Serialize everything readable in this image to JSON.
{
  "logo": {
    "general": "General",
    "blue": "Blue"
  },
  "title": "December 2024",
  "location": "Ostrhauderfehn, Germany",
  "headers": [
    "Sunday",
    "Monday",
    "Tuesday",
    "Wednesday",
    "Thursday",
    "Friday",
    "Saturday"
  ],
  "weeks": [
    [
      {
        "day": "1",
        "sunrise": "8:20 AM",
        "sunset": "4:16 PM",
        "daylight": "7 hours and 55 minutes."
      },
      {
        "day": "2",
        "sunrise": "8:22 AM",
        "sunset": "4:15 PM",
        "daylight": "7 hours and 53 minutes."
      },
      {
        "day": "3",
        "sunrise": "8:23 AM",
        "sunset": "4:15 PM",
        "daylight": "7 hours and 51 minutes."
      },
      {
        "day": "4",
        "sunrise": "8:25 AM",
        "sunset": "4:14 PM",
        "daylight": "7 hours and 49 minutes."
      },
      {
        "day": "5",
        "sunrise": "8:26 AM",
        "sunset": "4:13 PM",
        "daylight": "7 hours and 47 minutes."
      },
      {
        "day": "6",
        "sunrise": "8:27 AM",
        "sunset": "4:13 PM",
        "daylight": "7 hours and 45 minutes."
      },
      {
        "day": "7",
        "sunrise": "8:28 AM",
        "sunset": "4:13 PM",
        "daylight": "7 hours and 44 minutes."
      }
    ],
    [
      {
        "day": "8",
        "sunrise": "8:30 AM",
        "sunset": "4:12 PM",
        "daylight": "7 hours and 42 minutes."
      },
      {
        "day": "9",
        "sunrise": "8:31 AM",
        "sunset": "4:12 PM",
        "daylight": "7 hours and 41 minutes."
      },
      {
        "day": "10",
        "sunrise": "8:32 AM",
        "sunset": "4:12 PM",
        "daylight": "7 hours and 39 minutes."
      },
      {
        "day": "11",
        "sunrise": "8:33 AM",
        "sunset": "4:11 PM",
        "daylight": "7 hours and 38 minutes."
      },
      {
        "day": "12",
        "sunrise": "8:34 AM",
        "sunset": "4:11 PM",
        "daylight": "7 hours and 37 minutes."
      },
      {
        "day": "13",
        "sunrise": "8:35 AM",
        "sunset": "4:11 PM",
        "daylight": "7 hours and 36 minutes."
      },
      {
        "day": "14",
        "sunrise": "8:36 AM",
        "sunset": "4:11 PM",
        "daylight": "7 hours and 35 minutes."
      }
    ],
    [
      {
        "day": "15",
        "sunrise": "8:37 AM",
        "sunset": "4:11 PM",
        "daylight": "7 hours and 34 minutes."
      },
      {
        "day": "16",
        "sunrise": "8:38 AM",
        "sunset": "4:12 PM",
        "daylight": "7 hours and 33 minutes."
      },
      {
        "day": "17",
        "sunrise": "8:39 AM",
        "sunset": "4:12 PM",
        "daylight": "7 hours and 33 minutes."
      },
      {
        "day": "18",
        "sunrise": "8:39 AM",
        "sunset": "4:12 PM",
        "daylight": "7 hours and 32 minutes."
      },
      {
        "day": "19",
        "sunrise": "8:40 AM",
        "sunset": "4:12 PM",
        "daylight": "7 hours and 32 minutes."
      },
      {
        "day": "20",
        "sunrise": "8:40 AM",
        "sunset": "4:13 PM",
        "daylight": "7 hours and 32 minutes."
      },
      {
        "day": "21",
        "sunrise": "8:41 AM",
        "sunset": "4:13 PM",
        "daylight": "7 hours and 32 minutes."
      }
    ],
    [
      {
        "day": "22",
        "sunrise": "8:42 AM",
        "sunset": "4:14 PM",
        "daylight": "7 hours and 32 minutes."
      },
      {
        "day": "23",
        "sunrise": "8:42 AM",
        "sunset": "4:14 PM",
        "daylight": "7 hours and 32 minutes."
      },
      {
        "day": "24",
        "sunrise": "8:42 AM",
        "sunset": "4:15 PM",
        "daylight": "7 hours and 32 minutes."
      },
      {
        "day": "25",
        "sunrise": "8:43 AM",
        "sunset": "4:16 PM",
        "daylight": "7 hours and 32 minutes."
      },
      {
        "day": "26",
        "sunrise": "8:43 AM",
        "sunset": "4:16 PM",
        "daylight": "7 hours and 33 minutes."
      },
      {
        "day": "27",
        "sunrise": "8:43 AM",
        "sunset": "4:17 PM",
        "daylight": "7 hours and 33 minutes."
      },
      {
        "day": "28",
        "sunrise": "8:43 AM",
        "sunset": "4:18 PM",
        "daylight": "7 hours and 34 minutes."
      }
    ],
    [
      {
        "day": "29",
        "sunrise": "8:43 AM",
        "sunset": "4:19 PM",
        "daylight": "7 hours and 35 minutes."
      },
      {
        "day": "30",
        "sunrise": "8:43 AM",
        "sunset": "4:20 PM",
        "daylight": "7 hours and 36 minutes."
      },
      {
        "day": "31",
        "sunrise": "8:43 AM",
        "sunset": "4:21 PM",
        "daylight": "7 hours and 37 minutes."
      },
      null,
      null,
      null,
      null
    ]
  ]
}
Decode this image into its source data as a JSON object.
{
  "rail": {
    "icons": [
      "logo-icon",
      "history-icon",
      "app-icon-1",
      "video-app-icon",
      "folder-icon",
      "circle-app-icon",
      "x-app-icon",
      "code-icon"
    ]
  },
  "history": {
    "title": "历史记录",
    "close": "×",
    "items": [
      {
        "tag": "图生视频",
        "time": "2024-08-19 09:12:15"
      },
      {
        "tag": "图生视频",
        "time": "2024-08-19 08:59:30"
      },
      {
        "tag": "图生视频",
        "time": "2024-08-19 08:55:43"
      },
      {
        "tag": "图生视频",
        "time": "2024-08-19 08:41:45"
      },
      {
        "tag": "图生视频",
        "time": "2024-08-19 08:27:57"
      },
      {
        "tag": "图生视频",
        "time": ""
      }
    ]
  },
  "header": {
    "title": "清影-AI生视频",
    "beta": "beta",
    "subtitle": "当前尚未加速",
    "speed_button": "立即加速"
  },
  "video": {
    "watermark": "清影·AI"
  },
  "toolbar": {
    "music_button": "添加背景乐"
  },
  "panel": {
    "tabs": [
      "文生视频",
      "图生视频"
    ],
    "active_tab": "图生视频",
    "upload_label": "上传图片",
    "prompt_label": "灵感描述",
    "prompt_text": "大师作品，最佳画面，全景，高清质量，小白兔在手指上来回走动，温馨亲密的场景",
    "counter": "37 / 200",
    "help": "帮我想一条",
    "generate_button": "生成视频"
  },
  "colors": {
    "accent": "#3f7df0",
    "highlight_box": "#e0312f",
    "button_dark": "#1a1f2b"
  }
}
:::
Repeat the material in full, exactly as it stands.

Serialize everything readable in this image to JSON.
{
  "logo": {
    "general": "General",
    "blue": "Blue"
  },
  "title": "December 2024",
  "location": "Ostrhauderfehn, Germany",
  "headers": [
    "Sunday",
    "Monday",
    "Tuesday",
    "Wednesday",
    "Thursday",
    "Friday",
    "Saturday"
  ],
  "weeks": [
    [
      {
        "day": "1",
        "sunrise": "8:20 AM",
        "sunset": "4:16 PM",
        "daylight": "7 hours and 55 minutes."
      },
      {
        "day": "2",
        "sunrise": "8:22 AM",
        "sunset": "4:15 PM",
        "daylight": "7 hours and 53 minutes."
      },
      {
        "day": "3",
        "sunrise": "8:23 AM",
        "sunset": "4:15 PM",
        "daylight": "7 hours and 51 minutes."
      },
      {
        "day": "4",
        "sunrise": "8:25 AM",
        "sunset": "4:14 PM",
        "daylight": "7 hours and 49 minutes."
      },
      {
        "day": "5",
        "sunrise": "8:26 AM",
        "sunset": "4:13 PM",
        "daylight": "7 hours and 47 minutes."
      },
      {
        "day": "6",
        "sunrise": "8:27 AM",
        "sunset": "4:13 PM",
        "daylight": "7 hours and 45 minutes."
      },
      {
        "day": "7",
        "sunrise": "8:28 AM",
        "sunset": "4:13 PM",
        "daylight": "7 hours and 44 minutes."
      }
    ],
    [
      {
        "day": "8",
        "sunrise": "8:30 AM",
        "sunset": "4:12 PM",
        "daylight": "7 hours and 42 minutes."
      },
      {
        "day": "9",
        "sunrise": "8:31 AM",
        "sunset": "4:12 PM",
        "daylight": "7 hours and 41 minutes."
      },
      {
        "day": "10",
        "sunrise": "8:32 AM",
        "sunset": "4:12 PM",
        "daylight": "7 hours and 39 minutes."
      },
      {
        "day": "11",
        "sunrise": "8:33 AM",
        "sunset": "4:11 PM",
        "daylight": "7 hours and 38 minutes."
      },
      {
        "day": "12",
        "sunrise": "8:34 AM",
        "sunset": "4:11 PM",
        "daylight": "7 hours and 37 minutes."
      },
      {
        "day": "13",
        "sunrise": "8:35 AM",
        "sunset": "4:11 PM",
        "daylight": "7 hours and 36 minutes."
      },
      {
        "day": "14",
        "sunrise": "8:36 AM",
        "sunset": "4:11 PM",
        "daylight": "7 hours and 35 minutes."
      }
    ],
    [
      {
        "day": "15",
        "sunrise": "8:37 AM",
        "sunset": "4:11 PM",
        "daylight": "7 hours and 34 minutes."
      },
      {
        "day": "16",
        "sunrise": "8:38 AM",
        "sunset": "4:12 PM",
        "daylight": "7 hours and 33 minutes."
      },
      {
        "day": "17",
        "sunrise": "8:39 AM",
        "sunset": "4:12 PM",
        "daylight": "7 hours and 33 minutes."
      },
      {
        "day": "18",
        "sunrise": "8:39 AM",
        "sunset": "4:12 PM",
        "daylight": "7 hours and 32 minutes."
      },
      {
        "day": "19",
        "sunrise": "8:40 AM",
        "sunset": "4:12 PM",
        "daylight": "7 hours and 32 minutes."
      },
      {
        "day": "20",
        "sunrise": "8:40 AM",
        "sunset": "4:13 PM",
        "daylight": "7 hours and 32 minutes."
      },
      {
        "day": "21",
        "sunrise": "8:41 AM",
        "sunset": "4:13 PM",
        "daylight": "7 hours and 32 minutes."
      }
    ],
    [
      {
        "day": "22",
        "sunrise": "8:42 AM",
        "sunset": "4:14 PM",
        "daylight": "7 hours and 32 minutes."
      },
      {
        "day": "23",
        "sunrise": "8:42 AM",
        "sunset": "4:14 PM",
        "daylight": "7 hours and 32 minutes."
      },
      {
        "day": "24",
        "sunrise": "8:42 AM",
        "sunset": "4:15 PM",
        "daylight": "7 hours and 32 minutes."
      },
      {
        "day": "25",
        "sunrise": "8:43 AM",
        "sunset": "4:16 PM",
        "daylight": "7 hours and 32 minutes."
      },
      {
        "day": "26",
        "sunrise": "8:43 AM",
        "sunset": "4:16 PM",
        "daylight": "7 hours and 33 minutes."
      },
      {
        "day": "27",
        "sunrise": "8:43 AM",
        "sunset": "4:17 PM",
        "daylight": "7 hours and 33 minutes."
      },
      {
        "day": "28",
        "sunrise": "8:43 AM",
        "sunset": "4:18 PM",
        "daylight": "7 hours and 34 minutes."
      }
    ],
    [
      {
        "day": "29",
        "sunrise": "8:43 AM",
        "sunset": "4:19 PM",
        "daylight": "7 hours and 35 minutes."
      },
      {
        "day": "30",
        "sunrise": "8:43 AM",
        "sunset": "4:20 PM",
        "daylight": "7 hours and 36 minutes."
      },
      {
        "day": "31",
        "sunrise": "8:43 AM",
        "sunset": "4:21 PM",
        "daylight": "7 hours and 37 minutes."
      },
      null,
      null,
      null,
      null
    ]
  ]
}
Decode this image into its source data as a JSON object.
{
  "rail": {
    "icons": [
      "logo-icon",
      "history-icon",
      "app-icon-1",
      "video-app-icon",
      "folder-icon",
      "circle-app-icon",
      "x-app-icon",
      "code-icon"
    ]
  },
  "history": {
    "title": "历史记录",
    "close": "×",
    "items": [
      {
        "tag": "图生视频",
        "time": "2024-08-19 09:12:15"
      },
      {
        "tag": "图生视频",
        "time": "2024-08-19 08:59:30"
      },
      {
        "tag": "图生视频",
        "time": "2024-08-19 08:55:43"
      },
      {
        "tag": "图生视频",
        "time": "2024-08-19 08:41:45"
      },
      {
        "tag": "图生视频",
        "time": "2024-08-19 08:27:57"
      },
      {
        "tag": "图生视频",
        "time": ""
      }
    ]
  },
  "header": {
    "title": "清影-AI生视频",
    "beta": "beta",
    "subtitle": "当前尚未加速",
    "speed_button": "立即加速"
  },
  "video": {
    "watermark": "清影·AI"
  },
  "toolbar": {
    "music_button": "添加背景乐"
  },
  "panel": {
    "tabs": [
      "文生视频",
      "图生视频"
    ],
    "active_tab": "图生视频",
    "upload_label": "上传图片",
    "prompt_label": "灵感描述",
    "prompt_text": "大师作品，最佳画面，全景，高清质量，小白兔在手指上来回走动，温馨亲密的场景",
    "counter": "37 / 200",
    "help": "帮我想一条",
    "generate_button": "生成视频"
  },
  "colors": {
    "accent": "#3f7df0",
    "highlight_box": "#e0312f",
    "button_dark": "#1a1f2b"
  }
}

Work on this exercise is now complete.